> [AIM OF THE TASK] Write every record out again exactly as given.
= = = =
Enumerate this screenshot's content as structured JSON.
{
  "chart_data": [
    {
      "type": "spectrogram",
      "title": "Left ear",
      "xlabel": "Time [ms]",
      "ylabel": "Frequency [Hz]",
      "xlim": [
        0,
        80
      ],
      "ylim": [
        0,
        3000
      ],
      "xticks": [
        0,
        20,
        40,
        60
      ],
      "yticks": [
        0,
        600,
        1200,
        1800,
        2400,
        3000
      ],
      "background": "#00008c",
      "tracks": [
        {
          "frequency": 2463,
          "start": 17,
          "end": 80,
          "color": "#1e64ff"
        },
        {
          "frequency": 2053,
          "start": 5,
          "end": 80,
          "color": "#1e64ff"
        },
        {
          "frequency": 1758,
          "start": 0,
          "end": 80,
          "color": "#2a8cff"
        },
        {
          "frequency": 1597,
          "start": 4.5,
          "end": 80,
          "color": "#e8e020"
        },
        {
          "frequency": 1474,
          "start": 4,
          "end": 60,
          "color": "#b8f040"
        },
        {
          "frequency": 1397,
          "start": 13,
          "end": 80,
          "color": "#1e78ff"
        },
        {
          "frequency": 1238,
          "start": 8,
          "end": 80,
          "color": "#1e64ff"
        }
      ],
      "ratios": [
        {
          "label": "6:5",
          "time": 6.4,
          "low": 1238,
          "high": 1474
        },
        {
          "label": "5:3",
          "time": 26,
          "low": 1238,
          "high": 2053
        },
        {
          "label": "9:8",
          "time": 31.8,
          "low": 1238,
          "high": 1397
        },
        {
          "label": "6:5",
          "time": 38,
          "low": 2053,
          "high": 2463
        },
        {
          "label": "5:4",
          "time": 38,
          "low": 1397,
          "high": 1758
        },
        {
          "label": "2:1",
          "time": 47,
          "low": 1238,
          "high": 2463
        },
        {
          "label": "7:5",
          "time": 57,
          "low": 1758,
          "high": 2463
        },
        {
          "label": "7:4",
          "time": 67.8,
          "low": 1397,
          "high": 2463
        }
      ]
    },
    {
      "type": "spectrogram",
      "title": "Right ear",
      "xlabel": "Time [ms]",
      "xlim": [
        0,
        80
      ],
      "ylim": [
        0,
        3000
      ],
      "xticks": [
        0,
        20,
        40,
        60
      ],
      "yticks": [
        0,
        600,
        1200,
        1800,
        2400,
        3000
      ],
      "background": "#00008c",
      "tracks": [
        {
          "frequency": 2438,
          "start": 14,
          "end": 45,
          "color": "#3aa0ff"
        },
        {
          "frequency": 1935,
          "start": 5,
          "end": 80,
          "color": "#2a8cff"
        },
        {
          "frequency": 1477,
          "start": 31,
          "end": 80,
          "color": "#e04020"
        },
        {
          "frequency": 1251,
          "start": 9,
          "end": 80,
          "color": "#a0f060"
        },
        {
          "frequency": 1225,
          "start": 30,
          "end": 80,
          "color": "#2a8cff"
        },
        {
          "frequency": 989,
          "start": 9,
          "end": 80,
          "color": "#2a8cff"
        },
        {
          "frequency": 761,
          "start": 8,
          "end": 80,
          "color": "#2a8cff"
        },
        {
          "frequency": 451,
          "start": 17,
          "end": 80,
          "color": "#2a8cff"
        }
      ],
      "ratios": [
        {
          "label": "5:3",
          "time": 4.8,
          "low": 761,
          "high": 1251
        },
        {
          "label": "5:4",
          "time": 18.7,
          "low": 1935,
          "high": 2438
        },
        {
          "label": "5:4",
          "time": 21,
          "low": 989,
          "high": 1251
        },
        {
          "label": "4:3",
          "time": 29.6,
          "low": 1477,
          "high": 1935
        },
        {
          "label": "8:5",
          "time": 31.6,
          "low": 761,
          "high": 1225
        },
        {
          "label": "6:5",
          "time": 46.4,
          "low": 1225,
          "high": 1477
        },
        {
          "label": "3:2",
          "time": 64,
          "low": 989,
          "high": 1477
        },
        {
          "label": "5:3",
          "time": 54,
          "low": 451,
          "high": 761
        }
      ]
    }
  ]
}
= = = =
> [TASK ANSWER]
Enumerate this screenshot's content as structured JSON.
{
  "chart_data": [
    {
      "type": "spectrogram",
      "title": "Left ear",
      "xlabel": "Time [ms]",
      "ylabel": "Frequency [Hz]",
      "xlim": [
        0,
        80
      ],
      "ylim": [
        0,
        3000
      ],
      "xticks": [
        0,
        20,
        40,
        60
      ],
      "yticks": [
        0,
        600,
        1200,
        1800,
        2400,
        3000
      ],
      "background": "#00008c",
      "tracks": [
        {
          "frequency": 2463,
          "start": 17,
          "end": 80,
          "color": "#1e64ff"
        },
        {
          "frequency": 2053,
          "start": 5,
          "end": 80,
          "color": "#1e64ff"
        },
        {
          "frequency": 1758,
          "start": 0,
          "end": 80,
          "color": "#2a8cff"
        },
        {
          "frequency": 1597,
          "start": 4.5,
          "end": 80,
          "color": "#e8e020"
        },
        {
          "frequency": 1474,
          "start": 4,
          "end": 60,
          "color": "#b8f040"
        },
        {
          "frequency": 1397,
          "start": 13,
          "end": 80,
          "color": "#1e78ff"
        },
        {
          "frequency": 1238,
          "start": 8,
          "end": 80,
          "color": "#1e64ff"
        }
      ],
      "ratios": [
        {
          "label": "6:5",
          "time": 6.4,
          "low": 1238,
          "high": 1474
        },
        {
          "label": "5:3",
          "time": 26,
          "low": 1238,
          "high": 2053
        },
        {
          "label": "9:8",
          "time": 31.8,
          "low": 1238,
          "high": 1397
        },
        {
          "label": "6:5",
          "time": 38,
          "low": 2053,
          "high": 2463
        },
        {
          "label": "5:4",
          "time": 38,
          "low": 1397,
          "high": 1758
        },
        {
          "label": "2:1",
          "time": 47,
          "low": 1238,
          "high": 2463
        },
        {
          "label": "7:5",
          "time": 57,
          "low": 1758,
          "high": 2463
        },
        {
          "label": "7:4",
          "time": 67.8,
          "low": 1397,
          "high": 2463
        }
      ]
    },
    {
      "type": "spectrogram",
      "title": "Right ear",
      "xlabel": "Time [ms]",
      "xlim": [
        0,
        80
      ],
      "ylim": [
        0,
        3000
      ],
      "xticks": [
        0,
        20,
        40,
        60
      ],
      "yticks": [
        0,
        600,
        1200,
        1800,
        2400,
        3000
      ],
      "background": "#00008c",
      "tracks": [
        {
          "frequency": 2438,
          "start": 14,
          "end": 45,
          "color": "#3aa0ff"
        },
        {
          "frequency": 1935,
          "start": 5,
          "end": 80,
          "color": "#2a8cff"
        },
        {
          "frequency": 1477,
          "start": 31,
          "end": 80,
          "color": "#e04020"
        },
        {
          "frequency": 1251,
          "start": 9,
          "end": 80,
          "color": "#a0f060"
        },
        {
          "frequency": 1225,
          "start": 30,
          "end": 80,
          "color": "#2a8cff"
        },
        {
          "frequency": 989,
          "start": 9,
          "end": 80,
          "color": "#2a8cff"
        },
        {
          "frequency": 761,
          "start": 8,
          "end": 80,
          "color": "#2a8cff"
        },
        {
          "frequency": 451,
          "start": 17,
          "end": 80,
          "color": "#2a8cff"
        }
      ],
      "ratios": [
        {
          "label": "5:3",
          "time": 4.8,
          "low": 761,
          "high": 1251
        },
        {
          "label": "5:4",
          "time": 18.7,
          "low": 1935,
          "high": 2438
        },
        {
          "label": "5:4",
          "time": 21,
          "low": 989,
          "high": 1251
        },
        {
          "label": "4:3",
          "time": 29.6,
          "low": 1477,
          "high": 1935
        },
        {
          "label": "8:5",
          "time": 31.6,
          "low": 761,
          "high": 1225
        },
        {
          "label": "6:5",
          "time": 46.4,
          "low": 1225,
          "high": 1477
        },
        {
          "label": "3:2",
          "time": 64,
          "low": 989,
          "high": 1477
        },
        {
          "label": "5:3",
          "time": 54,
          "low": 451,
          "high": 761
        }
      ]
    }
  ]
}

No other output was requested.